## begin

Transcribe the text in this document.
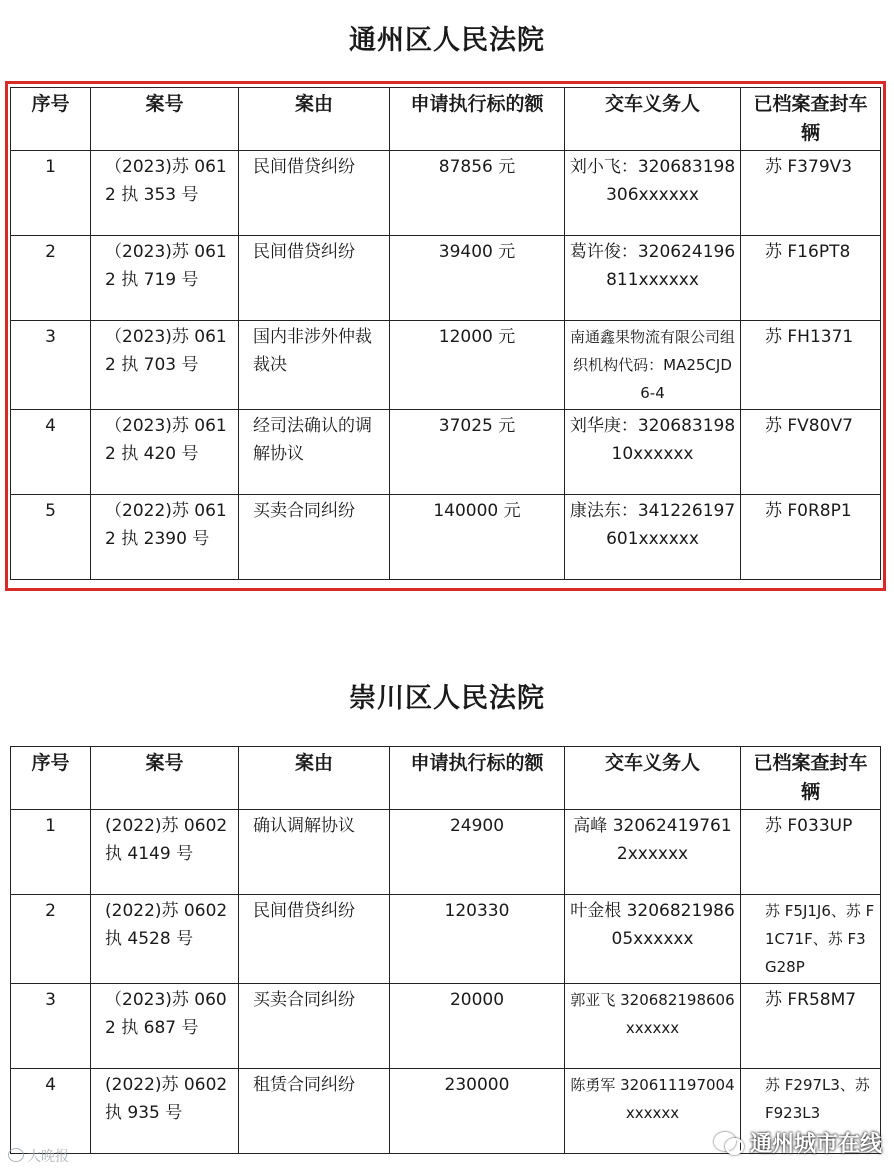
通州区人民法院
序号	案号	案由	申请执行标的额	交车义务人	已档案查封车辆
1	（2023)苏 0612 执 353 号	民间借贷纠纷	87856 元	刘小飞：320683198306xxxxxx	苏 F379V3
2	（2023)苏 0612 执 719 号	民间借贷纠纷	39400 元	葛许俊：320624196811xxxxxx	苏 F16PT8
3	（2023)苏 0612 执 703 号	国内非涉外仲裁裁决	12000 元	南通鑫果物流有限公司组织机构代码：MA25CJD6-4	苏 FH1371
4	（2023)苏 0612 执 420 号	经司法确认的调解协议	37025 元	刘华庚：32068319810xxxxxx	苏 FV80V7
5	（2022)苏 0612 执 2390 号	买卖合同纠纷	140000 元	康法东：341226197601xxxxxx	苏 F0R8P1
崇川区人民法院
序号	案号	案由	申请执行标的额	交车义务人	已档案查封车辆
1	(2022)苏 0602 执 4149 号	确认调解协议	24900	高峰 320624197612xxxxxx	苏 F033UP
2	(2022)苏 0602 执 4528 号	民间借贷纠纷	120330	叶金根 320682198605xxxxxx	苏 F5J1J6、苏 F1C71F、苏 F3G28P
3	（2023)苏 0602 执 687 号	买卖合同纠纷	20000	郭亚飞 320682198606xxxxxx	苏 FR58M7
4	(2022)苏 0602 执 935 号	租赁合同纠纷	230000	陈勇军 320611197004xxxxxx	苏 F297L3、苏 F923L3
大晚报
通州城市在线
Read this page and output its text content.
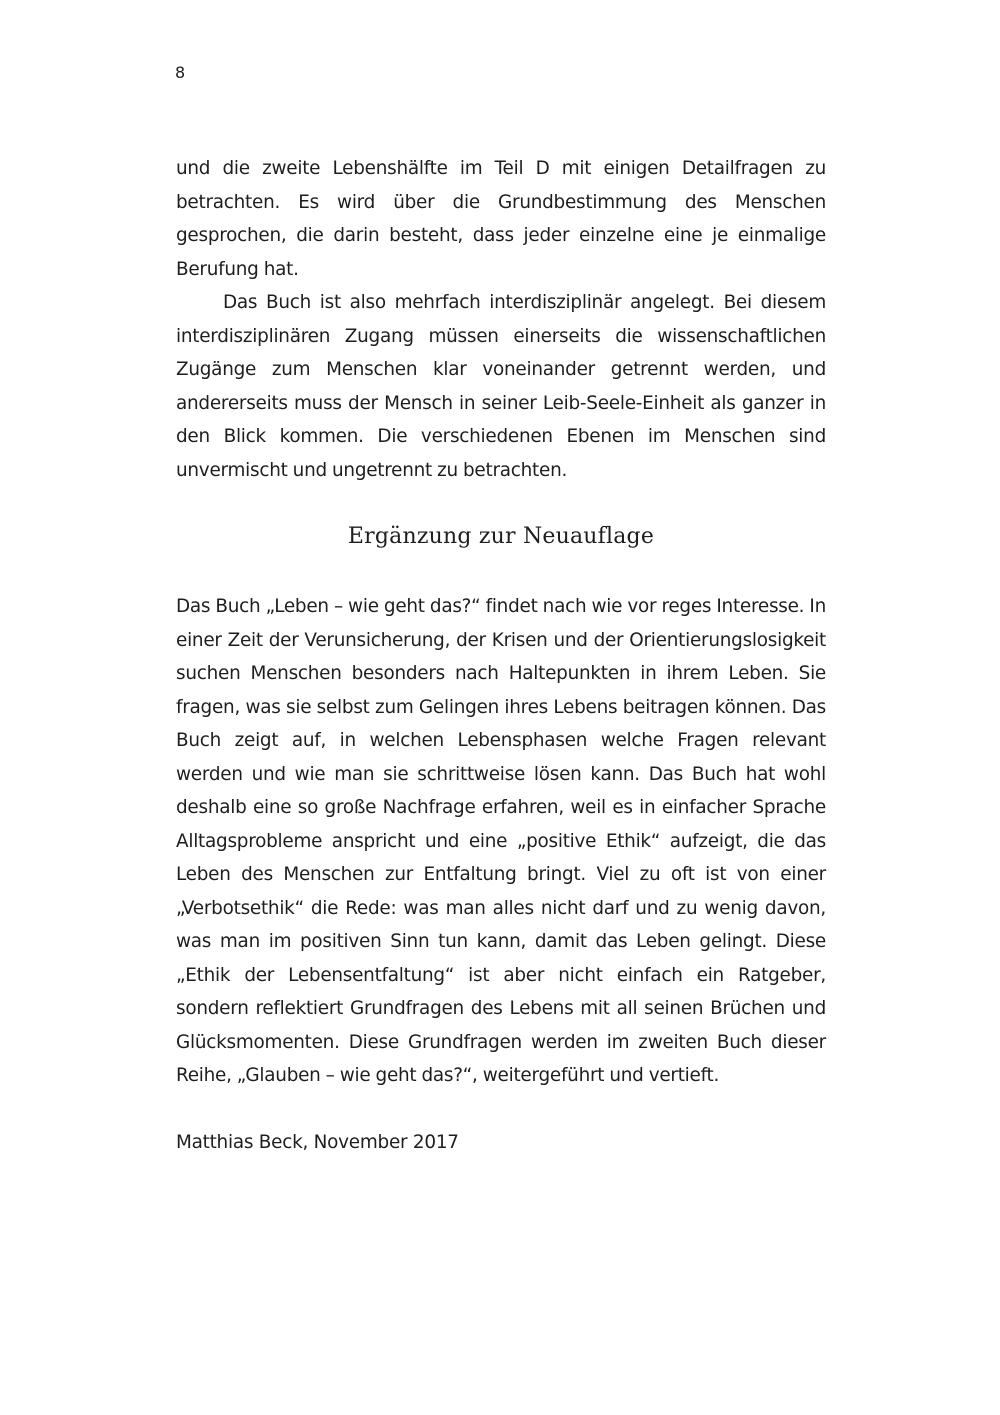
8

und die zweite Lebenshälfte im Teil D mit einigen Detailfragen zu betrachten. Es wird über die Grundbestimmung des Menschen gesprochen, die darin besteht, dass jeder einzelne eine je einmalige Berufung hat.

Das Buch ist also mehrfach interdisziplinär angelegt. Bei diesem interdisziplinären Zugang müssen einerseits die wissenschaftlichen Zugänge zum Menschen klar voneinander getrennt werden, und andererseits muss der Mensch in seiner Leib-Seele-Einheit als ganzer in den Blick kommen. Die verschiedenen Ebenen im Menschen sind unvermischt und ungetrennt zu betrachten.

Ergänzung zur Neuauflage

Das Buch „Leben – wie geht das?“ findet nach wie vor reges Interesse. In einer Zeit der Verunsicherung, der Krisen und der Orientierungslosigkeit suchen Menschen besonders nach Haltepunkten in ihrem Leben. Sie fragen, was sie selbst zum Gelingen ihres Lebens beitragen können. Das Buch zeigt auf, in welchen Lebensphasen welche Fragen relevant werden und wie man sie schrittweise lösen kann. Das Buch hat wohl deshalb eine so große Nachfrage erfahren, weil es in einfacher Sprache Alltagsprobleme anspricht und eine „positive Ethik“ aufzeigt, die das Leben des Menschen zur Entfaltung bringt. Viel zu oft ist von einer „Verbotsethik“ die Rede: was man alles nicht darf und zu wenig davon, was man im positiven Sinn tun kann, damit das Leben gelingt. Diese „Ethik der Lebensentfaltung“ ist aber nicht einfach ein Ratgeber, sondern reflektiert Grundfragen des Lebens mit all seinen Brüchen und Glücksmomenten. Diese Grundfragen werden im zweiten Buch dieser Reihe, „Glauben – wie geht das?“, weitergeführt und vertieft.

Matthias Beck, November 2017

## end

> **Task to carry out**:
Each line in the records above should be reproduced exactly; images are not copied.

> **Final result**:
Transcribe the text in this document.
通州区人民法院
序号	案号	案由	申请执行标的额	交车义务人	已档案查封车辆
1	（2023)苏 0612 执 353 号	民间借贷纠纷	87856 元	刘小飞：320683198306xxxxxx	苏 F379V3
2	（2023)苏 0612 执 719 号	民间借贷纠纷	39400 元	葛许俊：320624196811xxxxxx	苏 F16PT8
3	（2023)苏 0612 执 703 号	国内非涉外仲裁裁决	12000 元	南通鑫果物流有限公司组织机构代码：MA25CJD6-4	苏 FH1371
4	（2023)苏 0612 执 420 号	经司法确认的调解协议	37025 元	刘华庚：32068319810xxxxxx	苏 FV80V7
5	（2022)苏 0612 执 2390 号	买卖合同纠纷	140000 元	康法东：341226197601xxxxxx	苏 F0R8P1
崇川区人民法院
序号	案号	案由	申请执行标的额	交车义务人	已档案查封车辆
1	(2022)苏 0602 执 4149 号	确认调解协议	24900	高峰 320624197612xxxxxx	苏 F033UP
2	(2022)苏 0602 执 4528 号	民间借贷纠纷	120330	叶金根 320682198605xxxxxx	苏 F5J1J6、苏 F1C71F、苏 F3G28P
3	（2023)苏 0602 执 687 号	买卖合同纠纷	20000	郭亚飞 320682198606xxxxxx	苏 FR58M7
4	(2022)苏 0602 执 935 号	租赁合同纠纷	230000	陈勇军 320611197004xxxxxx	苏 F297L3、苏 F923L3
大晚报
通州城市在线
Read this page and output its text content.
8

und die zweite Lebenshälfte im Teil D mit einigen Detailfragen zu betrachten. Es wird über die Grundbestimmung des Menschen gesprochen, die darin besteht, dass jeder einzelne eine je einmalige Berufung hat.

Das Buch ist also mehrfach interdisziplinär angelegt. Bei diesem interdisziplinären Zugang müssen einerseits die wissenschaftlichen Zugänge zum Menschen klar voneinander getrennt werden, und andererseits muss der Mensch in seiner Leib-Seele-Einheit als ganzer in den Blick kommen. Die verschiedenen Ebenen im Menschen sind unvermischt und ungetrennt zu betrachten.

Ergänzung zur Neuauflage

Das Buch „Leben – wie geht das?“ findet nach wie vor reges Interesse. In einer Zeit der Verunsicherung, der Krisen und der Orientierungslosigkeit suchen Menschen besonders nach Haltepunkten in ihrem Leben. Sie fragen, was sie selbst zum Gelingen ihres Lebens beitragen können. Das Buch zeigt auf, in welchen Lebensphasen welche Fragen relevant werden und wie man sie schrittweise lösen kann. Das Buch hat wohl deshalb eine so große Nachfrage erfahren, weil es in einfacher Sprache Alltagsprobleme anspricht und eine „positive Ethik“ aufzeigt, die das Leben des Menschen zur Entfaltung bringt. Viel zu oft ist von einer „Verbotsethik“ die Rede: was man alles nicht darf und zu wenig davon, was man im positiven Sinn tun kann, damit das Leben gelingt. Diese „Ethik der Lebensentfaltung“ ist aber nicht einfach ein Ratgeber, sondern reflektiert Grundfragen des Lebens mit all seinen Brüchen und Glücksmomenten. Diese Grundfragen werden im zweiten Buch dieser Reihe, „Glauben – wie geht das?“, weitergeführt und vertieft.

Matthias Beck, November 2017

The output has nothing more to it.